Copy out all lines of the records in which the word "training" appears.
###
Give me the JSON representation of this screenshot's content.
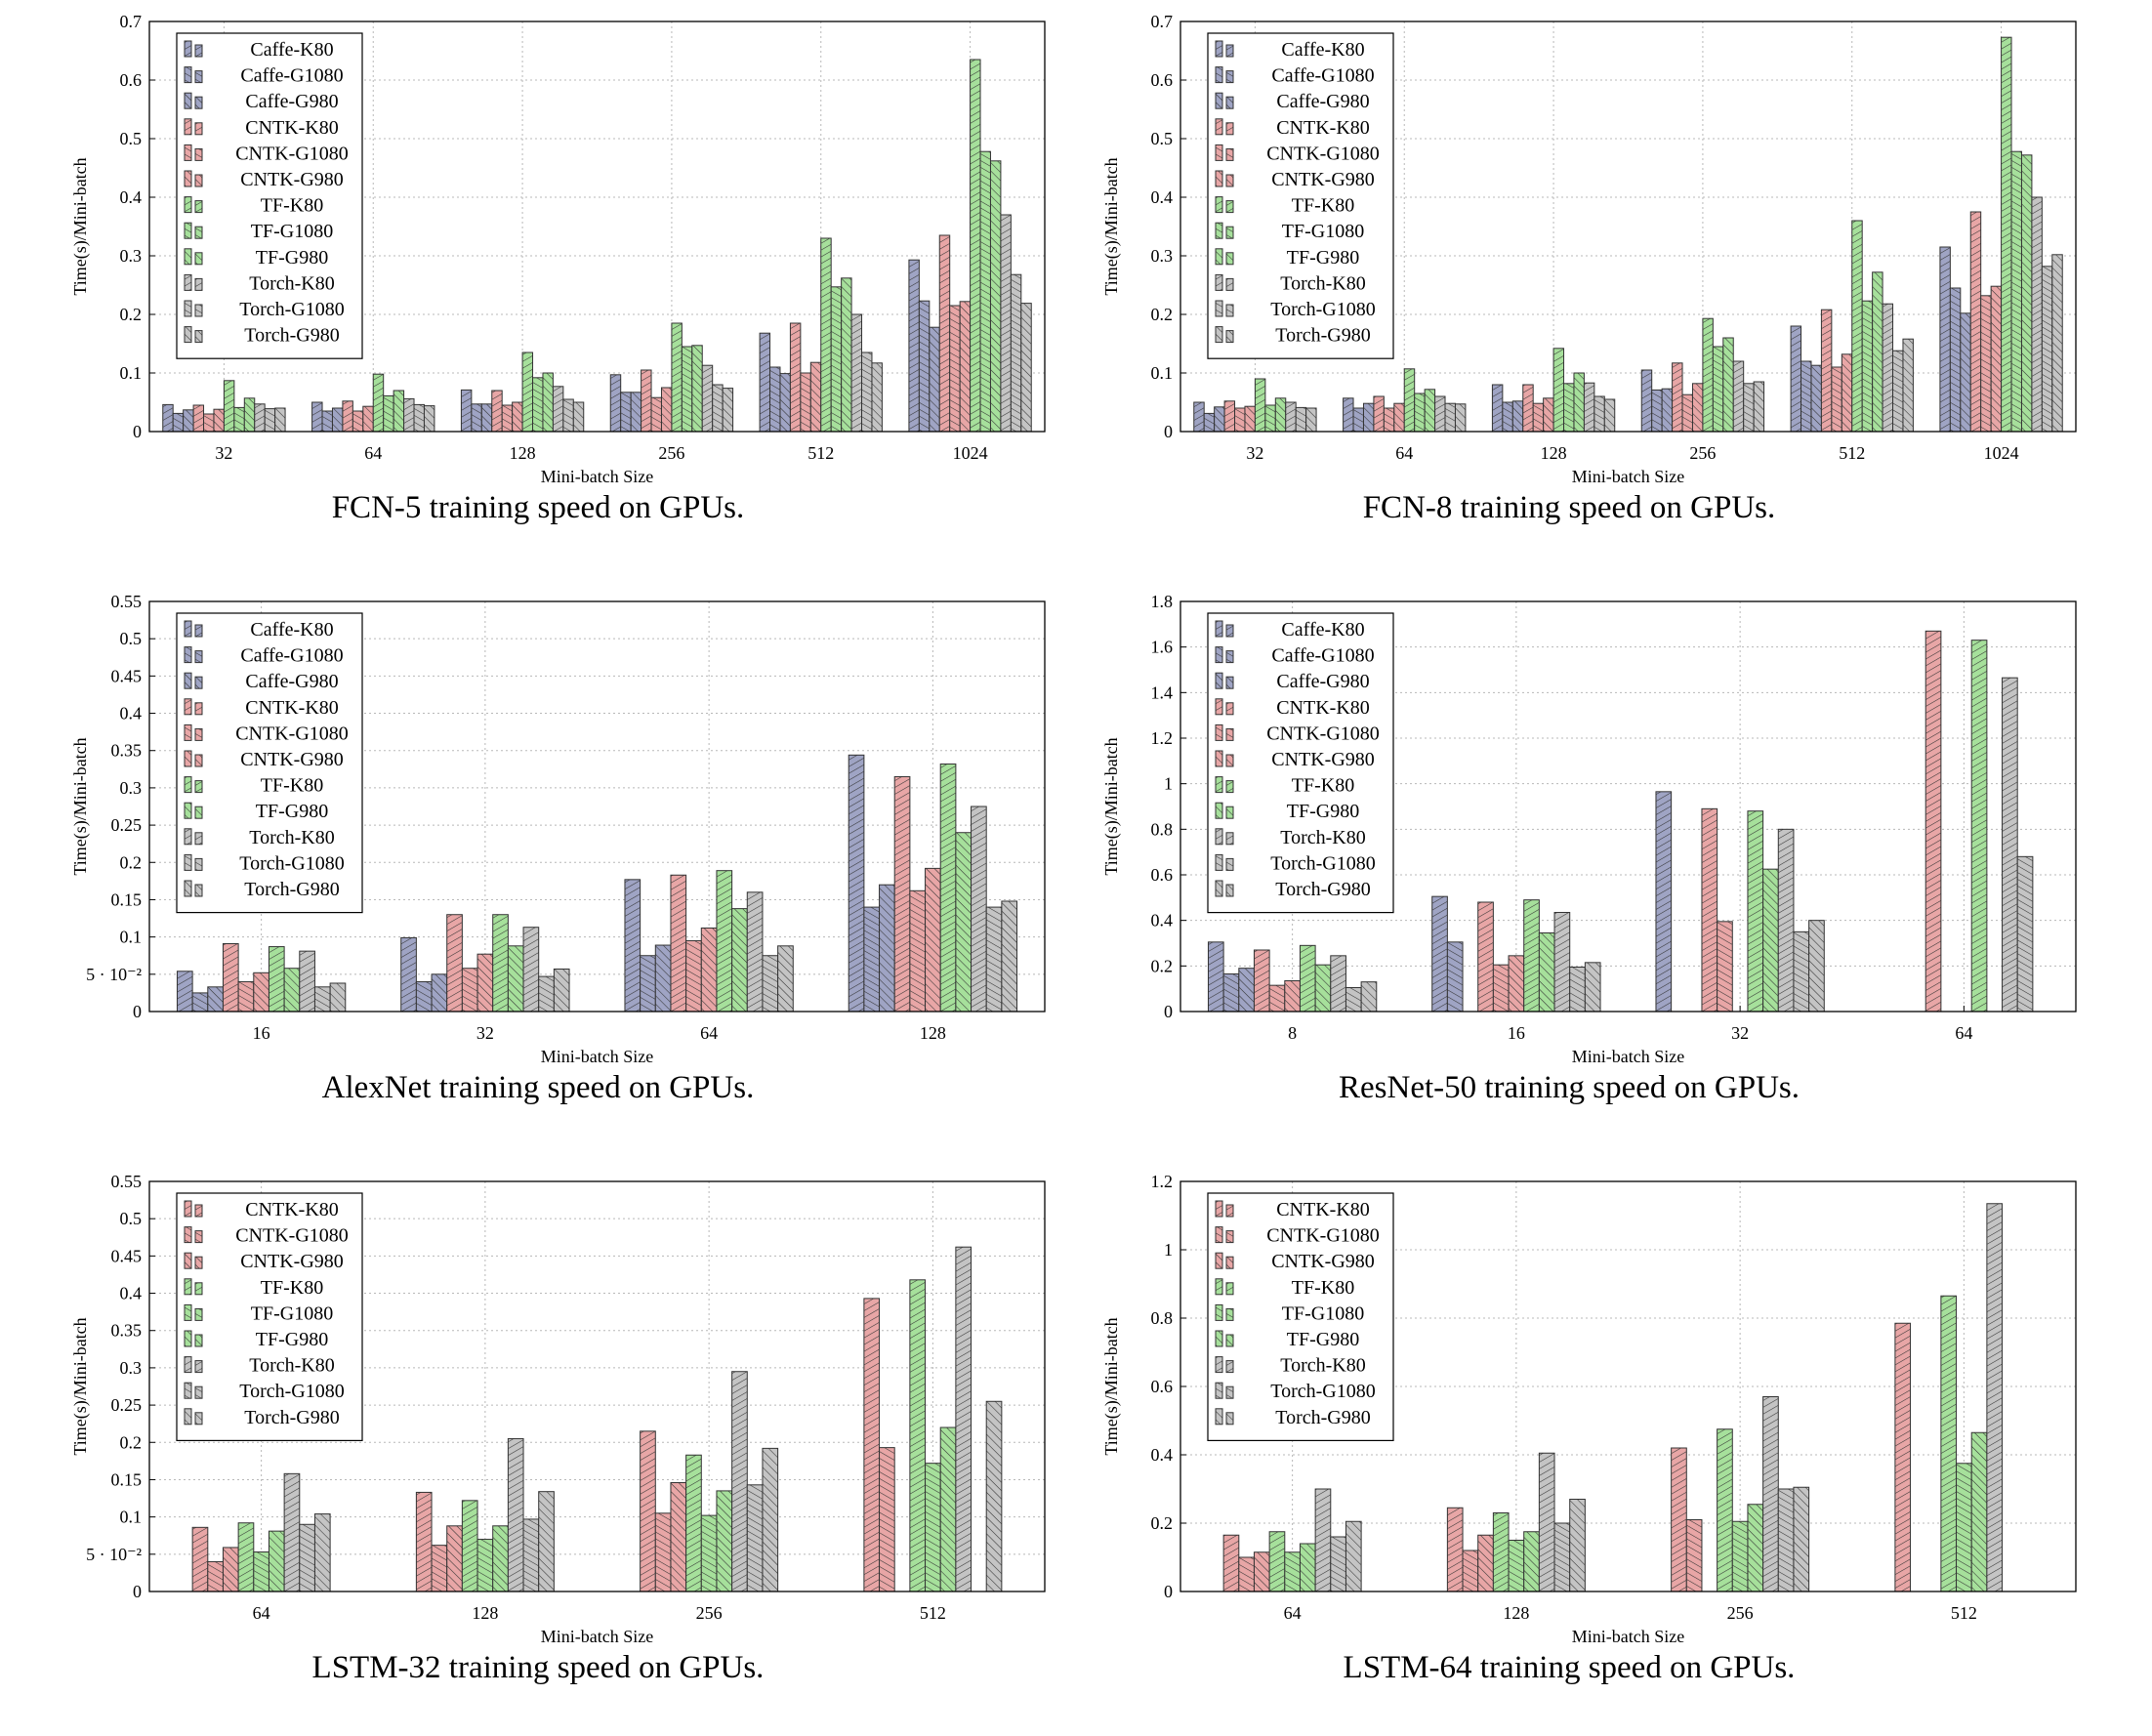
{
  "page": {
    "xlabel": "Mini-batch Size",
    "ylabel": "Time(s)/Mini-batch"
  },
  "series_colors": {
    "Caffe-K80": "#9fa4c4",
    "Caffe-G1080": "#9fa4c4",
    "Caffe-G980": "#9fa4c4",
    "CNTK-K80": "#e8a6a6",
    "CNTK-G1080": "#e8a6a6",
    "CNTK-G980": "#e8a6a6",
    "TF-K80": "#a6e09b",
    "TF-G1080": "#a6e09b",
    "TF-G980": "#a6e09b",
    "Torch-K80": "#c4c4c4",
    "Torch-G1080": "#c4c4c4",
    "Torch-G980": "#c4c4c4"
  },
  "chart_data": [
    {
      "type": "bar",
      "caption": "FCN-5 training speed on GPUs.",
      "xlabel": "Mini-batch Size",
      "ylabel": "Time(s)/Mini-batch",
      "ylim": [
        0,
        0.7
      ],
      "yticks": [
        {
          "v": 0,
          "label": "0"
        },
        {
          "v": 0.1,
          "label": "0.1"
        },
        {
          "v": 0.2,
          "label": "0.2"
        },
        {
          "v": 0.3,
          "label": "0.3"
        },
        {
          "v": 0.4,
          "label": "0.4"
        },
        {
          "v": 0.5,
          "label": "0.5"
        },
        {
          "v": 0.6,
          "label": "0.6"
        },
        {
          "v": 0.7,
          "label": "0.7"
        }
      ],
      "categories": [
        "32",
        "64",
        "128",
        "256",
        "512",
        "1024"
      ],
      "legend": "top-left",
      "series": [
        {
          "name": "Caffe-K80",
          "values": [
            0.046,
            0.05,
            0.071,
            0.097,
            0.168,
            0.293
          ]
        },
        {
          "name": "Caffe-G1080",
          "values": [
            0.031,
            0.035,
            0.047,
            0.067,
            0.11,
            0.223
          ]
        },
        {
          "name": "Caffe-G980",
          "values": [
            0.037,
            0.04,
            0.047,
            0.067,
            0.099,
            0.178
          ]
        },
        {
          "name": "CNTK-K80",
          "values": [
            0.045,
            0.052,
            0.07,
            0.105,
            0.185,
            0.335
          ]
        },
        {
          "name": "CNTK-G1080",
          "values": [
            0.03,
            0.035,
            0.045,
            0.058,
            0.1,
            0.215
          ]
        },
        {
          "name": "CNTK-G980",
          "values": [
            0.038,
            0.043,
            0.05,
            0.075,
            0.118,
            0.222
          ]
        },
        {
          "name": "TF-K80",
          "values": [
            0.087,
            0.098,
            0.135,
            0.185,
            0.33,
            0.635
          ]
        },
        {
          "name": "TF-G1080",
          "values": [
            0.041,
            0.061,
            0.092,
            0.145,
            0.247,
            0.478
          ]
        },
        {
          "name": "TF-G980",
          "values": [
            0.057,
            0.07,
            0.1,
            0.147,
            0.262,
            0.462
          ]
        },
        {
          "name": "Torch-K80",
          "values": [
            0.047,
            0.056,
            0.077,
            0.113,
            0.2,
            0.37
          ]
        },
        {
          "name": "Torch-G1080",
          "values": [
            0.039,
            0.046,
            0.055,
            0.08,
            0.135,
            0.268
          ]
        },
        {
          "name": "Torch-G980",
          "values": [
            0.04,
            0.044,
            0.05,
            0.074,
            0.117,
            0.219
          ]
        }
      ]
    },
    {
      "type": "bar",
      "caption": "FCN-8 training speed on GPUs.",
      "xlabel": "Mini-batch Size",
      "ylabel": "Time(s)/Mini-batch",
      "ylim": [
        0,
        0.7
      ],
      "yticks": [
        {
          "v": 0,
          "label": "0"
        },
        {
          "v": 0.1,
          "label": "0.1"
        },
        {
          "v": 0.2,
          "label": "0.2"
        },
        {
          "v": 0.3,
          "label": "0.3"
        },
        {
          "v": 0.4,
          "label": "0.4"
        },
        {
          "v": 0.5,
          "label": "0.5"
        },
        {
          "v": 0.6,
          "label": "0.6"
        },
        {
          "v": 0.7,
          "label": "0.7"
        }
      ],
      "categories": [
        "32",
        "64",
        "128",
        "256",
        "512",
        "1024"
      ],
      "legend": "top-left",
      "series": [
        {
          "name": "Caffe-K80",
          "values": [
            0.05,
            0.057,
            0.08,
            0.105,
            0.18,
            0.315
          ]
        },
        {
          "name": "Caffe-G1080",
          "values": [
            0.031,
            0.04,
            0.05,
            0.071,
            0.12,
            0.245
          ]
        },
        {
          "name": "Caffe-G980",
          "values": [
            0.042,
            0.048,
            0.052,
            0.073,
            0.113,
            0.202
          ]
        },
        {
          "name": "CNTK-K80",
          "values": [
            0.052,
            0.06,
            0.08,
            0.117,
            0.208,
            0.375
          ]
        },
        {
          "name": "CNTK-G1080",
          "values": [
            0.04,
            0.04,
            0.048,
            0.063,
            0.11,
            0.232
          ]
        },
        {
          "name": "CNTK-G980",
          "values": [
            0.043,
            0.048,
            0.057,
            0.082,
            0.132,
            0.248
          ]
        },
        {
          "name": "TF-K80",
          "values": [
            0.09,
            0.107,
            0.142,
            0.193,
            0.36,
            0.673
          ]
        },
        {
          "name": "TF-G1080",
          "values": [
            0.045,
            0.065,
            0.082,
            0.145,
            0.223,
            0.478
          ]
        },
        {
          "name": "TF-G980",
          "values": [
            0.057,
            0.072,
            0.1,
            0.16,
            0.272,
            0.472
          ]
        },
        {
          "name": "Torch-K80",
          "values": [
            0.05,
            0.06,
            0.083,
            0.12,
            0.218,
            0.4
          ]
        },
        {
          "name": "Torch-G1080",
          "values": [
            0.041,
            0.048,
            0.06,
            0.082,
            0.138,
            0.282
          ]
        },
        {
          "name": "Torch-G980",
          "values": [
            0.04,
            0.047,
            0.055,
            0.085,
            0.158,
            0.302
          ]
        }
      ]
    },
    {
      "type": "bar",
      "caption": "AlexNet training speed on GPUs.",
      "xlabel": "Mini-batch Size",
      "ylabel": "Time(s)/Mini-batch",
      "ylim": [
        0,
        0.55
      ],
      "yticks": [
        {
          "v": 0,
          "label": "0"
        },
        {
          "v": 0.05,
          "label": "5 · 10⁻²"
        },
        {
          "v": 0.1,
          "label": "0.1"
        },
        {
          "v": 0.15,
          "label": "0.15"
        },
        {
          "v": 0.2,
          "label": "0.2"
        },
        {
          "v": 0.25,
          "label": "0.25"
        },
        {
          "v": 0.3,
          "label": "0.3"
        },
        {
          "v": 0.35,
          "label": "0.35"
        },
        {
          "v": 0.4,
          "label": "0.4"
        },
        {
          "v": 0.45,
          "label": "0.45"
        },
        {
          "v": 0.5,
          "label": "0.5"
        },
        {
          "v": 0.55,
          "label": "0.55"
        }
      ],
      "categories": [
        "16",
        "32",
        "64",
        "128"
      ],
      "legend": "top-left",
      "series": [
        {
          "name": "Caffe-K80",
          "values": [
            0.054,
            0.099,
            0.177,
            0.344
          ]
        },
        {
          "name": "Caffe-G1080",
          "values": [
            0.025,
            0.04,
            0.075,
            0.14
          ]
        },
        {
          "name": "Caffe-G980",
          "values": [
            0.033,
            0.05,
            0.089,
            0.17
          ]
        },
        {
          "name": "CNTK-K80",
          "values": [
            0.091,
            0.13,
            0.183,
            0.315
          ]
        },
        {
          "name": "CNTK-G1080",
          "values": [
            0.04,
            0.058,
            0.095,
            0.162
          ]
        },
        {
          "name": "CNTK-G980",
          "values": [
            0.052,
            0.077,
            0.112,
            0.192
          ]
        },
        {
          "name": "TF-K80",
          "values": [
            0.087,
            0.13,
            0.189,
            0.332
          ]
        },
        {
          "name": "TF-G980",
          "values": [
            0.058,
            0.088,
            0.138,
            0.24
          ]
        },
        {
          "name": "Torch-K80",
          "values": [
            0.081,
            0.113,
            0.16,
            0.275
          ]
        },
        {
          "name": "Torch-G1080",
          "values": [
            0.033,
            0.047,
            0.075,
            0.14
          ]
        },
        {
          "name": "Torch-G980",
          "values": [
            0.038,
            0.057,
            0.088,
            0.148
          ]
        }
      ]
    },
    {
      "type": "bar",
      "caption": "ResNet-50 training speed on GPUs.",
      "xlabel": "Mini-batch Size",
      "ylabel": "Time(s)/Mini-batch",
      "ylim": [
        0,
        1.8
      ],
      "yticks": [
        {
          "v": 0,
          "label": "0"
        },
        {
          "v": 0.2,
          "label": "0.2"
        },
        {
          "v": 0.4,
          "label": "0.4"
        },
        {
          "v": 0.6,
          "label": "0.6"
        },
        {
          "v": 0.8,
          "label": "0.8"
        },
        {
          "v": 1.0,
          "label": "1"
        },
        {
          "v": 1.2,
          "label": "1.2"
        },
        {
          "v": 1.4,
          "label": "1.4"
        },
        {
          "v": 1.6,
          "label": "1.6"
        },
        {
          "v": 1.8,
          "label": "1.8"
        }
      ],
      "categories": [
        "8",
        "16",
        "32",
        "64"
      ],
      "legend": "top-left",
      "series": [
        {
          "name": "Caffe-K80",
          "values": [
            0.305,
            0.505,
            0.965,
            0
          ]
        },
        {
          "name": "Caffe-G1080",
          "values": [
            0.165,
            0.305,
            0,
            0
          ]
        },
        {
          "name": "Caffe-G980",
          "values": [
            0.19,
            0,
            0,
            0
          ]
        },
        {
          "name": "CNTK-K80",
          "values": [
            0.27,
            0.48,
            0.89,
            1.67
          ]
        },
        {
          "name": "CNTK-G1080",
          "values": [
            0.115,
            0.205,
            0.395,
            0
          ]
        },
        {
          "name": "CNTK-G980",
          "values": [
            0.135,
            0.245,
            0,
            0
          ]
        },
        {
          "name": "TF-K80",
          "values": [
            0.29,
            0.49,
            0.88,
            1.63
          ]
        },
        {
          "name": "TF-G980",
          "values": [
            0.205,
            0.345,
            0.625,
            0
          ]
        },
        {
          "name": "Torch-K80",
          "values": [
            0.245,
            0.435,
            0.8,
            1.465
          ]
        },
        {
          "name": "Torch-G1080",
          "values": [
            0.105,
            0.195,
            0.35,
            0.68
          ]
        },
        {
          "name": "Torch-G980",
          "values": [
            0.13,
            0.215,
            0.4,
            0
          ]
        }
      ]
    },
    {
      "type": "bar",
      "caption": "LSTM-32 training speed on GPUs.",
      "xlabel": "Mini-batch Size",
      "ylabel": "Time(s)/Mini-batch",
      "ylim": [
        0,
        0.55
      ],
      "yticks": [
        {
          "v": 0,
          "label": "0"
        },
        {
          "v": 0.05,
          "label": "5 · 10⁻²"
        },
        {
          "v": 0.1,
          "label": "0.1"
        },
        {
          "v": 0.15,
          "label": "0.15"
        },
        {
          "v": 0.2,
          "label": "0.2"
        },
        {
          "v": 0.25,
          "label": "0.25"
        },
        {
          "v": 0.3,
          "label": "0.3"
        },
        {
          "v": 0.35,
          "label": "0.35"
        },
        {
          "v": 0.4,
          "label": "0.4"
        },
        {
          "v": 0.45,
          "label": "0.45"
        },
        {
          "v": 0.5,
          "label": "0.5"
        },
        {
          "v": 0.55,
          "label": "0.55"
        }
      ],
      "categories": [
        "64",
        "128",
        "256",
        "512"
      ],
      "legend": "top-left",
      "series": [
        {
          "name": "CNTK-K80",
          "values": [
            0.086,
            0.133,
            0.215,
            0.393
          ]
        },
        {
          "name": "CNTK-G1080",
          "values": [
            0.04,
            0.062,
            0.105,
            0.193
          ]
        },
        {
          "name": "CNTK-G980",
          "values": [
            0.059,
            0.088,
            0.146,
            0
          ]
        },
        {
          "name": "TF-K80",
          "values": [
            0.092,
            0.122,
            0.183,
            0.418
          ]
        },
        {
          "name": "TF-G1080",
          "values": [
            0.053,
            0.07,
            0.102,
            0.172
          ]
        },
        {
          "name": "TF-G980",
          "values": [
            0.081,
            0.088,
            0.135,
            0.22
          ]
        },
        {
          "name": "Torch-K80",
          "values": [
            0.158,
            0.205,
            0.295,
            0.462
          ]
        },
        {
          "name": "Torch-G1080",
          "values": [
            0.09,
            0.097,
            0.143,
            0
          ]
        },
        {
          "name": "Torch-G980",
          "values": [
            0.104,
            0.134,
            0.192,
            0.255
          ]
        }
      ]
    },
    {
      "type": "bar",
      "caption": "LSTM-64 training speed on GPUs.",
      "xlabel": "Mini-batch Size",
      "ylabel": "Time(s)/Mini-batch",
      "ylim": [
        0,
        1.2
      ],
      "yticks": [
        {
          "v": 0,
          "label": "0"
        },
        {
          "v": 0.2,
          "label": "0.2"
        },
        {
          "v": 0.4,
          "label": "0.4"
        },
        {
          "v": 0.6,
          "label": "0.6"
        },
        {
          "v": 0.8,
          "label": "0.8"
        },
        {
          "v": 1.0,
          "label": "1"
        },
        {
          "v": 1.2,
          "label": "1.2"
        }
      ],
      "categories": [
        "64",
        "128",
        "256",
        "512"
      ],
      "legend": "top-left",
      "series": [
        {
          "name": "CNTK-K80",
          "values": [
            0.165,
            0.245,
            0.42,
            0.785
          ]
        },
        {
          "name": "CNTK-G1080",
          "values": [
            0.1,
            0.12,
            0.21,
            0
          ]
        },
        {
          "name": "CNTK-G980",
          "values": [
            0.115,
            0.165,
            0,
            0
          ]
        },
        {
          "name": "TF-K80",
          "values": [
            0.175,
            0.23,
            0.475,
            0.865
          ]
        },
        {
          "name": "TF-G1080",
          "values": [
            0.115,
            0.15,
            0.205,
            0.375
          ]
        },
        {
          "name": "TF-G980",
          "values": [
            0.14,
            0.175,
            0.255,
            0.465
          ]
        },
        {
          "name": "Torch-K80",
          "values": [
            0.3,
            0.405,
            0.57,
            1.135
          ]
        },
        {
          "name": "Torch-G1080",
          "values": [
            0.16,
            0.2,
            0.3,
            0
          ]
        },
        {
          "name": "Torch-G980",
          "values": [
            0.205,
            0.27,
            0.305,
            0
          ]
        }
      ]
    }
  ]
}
###
#### Exercise response:
      "caption": "FCN-5 training speed on GPUs.",
      "caption": "FCN-8 training speed on GPUs.",
      "caption": "AlexNet training speed on GPUs.",
      "caption": "ResNet-50 training speed on GPUs.",
      "caption": "LSTM-32 training speed on GPUs.",
      "caption": "LSTM-64 training speed on GPUs.",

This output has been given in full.